**YOUR GOAL:**
Gather each line containing the string "frac" from these entries.

Recorded data

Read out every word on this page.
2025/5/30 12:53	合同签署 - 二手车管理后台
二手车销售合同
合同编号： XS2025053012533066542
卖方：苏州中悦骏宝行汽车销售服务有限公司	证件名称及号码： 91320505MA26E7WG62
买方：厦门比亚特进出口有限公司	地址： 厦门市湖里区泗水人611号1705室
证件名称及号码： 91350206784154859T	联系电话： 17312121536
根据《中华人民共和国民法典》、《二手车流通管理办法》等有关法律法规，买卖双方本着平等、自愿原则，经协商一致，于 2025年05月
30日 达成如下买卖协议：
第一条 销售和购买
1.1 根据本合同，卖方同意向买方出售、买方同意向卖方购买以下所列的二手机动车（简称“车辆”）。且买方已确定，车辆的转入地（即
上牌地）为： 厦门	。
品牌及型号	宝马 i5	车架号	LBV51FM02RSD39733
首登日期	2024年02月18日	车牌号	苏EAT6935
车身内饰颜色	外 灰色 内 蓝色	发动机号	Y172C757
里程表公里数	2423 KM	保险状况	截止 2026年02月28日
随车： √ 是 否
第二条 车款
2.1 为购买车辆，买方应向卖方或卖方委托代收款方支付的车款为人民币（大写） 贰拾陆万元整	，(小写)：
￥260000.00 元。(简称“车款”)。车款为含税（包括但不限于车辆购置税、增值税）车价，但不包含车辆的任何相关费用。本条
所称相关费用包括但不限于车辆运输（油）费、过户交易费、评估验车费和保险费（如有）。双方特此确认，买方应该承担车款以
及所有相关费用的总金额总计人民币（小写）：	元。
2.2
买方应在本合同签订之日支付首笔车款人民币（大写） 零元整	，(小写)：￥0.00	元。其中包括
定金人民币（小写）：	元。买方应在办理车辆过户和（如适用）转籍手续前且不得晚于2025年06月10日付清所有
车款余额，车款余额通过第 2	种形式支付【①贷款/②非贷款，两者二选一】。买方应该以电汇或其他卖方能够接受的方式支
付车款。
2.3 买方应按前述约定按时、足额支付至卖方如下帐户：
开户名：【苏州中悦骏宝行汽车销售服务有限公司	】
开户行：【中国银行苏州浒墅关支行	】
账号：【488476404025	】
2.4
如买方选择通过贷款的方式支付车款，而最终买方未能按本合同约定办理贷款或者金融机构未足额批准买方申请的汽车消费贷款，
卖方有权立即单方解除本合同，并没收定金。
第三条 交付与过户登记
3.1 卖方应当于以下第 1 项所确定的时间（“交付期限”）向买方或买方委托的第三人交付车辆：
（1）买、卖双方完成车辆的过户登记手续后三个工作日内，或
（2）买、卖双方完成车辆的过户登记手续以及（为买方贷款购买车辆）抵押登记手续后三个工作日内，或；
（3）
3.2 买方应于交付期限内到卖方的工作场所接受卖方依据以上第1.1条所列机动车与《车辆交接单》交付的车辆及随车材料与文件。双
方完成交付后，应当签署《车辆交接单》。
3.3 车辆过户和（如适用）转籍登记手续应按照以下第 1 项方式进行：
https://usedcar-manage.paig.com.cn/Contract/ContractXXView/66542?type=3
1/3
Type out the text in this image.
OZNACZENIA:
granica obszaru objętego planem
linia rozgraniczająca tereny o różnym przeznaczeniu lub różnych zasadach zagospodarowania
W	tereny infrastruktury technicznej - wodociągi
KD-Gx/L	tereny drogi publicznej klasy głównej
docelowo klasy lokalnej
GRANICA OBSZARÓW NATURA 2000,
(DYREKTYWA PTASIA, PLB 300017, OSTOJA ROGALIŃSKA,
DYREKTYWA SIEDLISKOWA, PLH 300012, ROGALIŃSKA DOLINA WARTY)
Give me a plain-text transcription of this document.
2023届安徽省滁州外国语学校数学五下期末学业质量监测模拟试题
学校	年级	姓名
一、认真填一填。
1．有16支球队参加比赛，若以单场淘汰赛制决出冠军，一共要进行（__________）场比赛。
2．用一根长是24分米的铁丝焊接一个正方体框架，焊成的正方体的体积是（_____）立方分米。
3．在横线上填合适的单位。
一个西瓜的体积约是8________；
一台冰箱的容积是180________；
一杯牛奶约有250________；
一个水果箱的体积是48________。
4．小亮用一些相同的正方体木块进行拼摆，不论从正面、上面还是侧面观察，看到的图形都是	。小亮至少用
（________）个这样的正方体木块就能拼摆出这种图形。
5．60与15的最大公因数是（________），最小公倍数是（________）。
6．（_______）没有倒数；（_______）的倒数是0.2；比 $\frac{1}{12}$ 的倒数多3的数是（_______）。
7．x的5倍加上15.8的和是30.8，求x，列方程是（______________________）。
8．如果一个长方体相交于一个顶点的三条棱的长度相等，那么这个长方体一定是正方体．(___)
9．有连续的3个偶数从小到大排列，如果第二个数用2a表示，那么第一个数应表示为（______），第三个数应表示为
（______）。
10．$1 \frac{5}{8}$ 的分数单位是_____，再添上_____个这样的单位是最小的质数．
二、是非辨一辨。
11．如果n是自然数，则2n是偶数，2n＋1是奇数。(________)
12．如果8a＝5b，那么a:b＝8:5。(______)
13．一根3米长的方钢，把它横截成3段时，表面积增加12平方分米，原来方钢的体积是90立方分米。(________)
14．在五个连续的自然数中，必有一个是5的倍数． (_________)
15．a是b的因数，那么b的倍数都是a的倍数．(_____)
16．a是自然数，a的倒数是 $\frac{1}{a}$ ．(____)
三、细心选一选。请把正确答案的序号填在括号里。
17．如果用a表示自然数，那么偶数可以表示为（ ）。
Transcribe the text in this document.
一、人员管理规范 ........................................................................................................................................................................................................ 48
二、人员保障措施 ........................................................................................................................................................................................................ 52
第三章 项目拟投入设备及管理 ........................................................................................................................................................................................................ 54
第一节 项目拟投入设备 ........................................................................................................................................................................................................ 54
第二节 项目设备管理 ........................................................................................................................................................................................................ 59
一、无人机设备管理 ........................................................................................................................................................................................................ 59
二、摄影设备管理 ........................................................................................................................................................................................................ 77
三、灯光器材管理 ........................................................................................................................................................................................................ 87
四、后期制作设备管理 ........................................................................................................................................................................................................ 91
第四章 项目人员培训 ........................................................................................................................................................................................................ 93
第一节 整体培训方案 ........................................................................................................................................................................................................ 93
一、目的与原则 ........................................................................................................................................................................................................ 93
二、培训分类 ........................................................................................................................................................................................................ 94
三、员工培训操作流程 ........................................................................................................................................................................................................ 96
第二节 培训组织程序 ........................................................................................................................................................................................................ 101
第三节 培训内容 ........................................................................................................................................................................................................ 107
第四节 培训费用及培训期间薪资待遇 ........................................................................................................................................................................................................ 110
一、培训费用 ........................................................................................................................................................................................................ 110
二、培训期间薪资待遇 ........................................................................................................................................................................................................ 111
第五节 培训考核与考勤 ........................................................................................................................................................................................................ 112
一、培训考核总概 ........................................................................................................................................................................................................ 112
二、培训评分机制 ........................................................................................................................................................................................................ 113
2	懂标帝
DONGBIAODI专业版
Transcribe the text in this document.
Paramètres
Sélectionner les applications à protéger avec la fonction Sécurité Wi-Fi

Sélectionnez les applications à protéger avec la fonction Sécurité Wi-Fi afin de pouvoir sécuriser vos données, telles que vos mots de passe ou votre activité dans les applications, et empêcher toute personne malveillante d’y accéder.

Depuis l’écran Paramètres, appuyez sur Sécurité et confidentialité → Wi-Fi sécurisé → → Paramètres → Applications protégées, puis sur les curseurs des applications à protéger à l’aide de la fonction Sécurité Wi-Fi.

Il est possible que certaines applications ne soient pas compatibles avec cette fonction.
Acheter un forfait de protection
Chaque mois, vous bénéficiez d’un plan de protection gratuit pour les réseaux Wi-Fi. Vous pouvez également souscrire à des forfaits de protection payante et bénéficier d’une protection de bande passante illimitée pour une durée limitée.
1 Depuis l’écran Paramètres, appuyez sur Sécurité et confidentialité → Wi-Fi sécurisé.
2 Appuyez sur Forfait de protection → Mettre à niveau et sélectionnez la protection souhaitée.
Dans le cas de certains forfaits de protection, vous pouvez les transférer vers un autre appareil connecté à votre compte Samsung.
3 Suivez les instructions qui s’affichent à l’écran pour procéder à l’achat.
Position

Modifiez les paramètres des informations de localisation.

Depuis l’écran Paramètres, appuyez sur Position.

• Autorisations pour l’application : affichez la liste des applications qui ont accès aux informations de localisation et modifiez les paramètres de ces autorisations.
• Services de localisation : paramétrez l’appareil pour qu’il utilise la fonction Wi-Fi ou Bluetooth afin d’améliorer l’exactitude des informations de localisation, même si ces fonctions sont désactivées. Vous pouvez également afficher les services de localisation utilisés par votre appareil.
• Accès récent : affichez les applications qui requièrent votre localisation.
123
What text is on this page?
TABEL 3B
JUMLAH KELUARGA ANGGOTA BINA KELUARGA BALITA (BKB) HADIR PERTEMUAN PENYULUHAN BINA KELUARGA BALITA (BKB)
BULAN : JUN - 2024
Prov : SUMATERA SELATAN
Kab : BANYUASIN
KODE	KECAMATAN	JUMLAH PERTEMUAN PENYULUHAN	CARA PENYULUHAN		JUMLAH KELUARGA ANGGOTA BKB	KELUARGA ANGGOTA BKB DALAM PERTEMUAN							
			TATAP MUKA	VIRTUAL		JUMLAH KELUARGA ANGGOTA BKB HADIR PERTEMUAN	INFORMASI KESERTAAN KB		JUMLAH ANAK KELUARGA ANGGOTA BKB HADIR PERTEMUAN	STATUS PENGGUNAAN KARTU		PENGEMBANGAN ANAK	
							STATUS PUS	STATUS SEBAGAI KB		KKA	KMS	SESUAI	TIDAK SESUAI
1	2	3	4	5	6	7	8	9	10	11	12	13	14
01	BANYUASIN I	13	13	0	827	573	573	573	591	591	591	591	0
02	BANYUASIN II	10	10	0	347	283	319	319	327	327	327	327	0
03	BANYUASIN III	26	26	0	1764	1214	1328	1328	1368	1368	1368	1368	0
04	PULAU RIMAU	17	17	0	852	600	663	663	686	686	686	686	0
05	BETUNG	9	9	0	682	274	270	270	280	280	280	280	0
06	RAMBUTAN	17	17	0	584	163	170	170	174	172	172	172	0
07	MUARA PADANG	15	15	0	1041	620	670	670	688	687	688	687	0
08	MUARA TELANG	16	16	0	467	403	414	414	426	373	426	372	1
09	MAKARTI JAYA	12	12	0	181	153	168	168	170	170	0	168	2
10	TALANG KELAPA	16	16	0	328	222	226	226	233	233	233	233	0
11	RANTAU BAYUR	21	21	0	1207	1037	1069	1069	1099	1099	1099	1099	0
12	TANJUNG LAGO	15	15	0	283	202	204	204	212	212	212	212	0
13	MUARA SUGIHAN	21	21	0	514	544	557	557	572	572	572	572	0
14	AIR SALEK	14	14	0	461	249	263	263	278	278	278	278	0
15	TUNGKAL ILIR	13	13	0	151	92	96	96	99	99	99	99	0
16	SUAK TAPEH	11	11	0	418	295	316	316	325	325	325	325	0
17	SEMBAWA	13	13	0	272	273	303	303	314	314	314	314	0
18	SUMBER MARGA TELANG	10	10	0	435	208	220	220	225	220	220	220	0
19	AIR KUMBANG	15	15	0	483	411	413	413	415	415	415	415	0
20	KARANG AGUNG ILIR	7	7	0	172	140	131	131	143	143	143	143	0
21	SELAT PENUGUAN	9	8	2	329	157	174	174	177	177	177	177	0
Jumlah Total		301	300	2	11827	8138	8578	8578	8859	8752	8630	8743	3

**RESULT OF THIS EXERCISE:**
6．（_______）没有倒数；（_______）的倒数是0.2；比 $\frac{1}{12}$ 的倒数多3的数是（_______）。
10．$1 \frac{5}{8}$ 的分数单位是_____，再添上_____个这样的单位是最小的质数．
16．a是自然数，a的倒数是 $\frac{1}{a}$ ．(____)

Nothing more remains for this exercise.